-- The request --
Read the data and repeat it in full, exactly.

Excerpts from a figure dataset:
____
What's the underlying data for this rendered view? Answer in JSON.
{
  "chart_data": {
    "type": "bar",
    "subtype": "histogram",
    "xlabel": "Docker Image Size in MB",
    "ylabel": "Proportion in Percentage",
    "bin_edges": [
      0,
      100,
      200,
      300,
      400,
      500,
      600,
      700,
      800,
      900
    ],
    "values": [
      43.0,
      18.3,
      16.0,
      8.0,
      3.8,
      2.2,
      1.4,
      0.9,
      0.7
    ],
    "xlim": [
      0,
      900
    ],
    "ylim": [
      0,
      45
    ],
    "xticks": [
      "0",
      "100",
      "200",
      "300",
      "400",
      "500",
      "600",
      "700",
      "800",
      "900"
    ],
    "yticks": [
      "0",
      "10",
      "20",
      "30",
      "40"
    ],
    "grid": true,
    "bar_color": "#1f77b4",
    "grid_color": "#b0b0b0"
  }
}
____
-- Problem solution --
What's the underlying data for this rendered view? Answer in JSON.
{
  "chart_data": {
    "type": "bar",
    "subtype": "histogram",
    "xlabel": "Docker Image Size in MB",
    "ylabel": "Proportion in Percentage",
    "bin_edges": [
      0,
      100,
      200,
      300,
      400,
      500,
      600,
      700,
      800,
      900
    ],
    "values": [
      43.0,
      18.3,
      16.0,
      8.0,
      3.8,
      2.2,
      1.4,
      0.9,
      0.7
    ],
    "xlim": [
      0,
      900
    ],
    "ylim": [
      0,
      45
    ],
    "xticks": [
      "0",
      "100",
      "200",
      "300",
      "400",
      "500",
      "600",
      "700",
      "800",
      "900"
    ],
    "yticks": [
      "0",
      "10",
      "20",
      "30",
      "40"
    ],
    "grid": true,
    "bar_color": "#1f77b4",
    "grid_color": "#b0b0b0"
  }
}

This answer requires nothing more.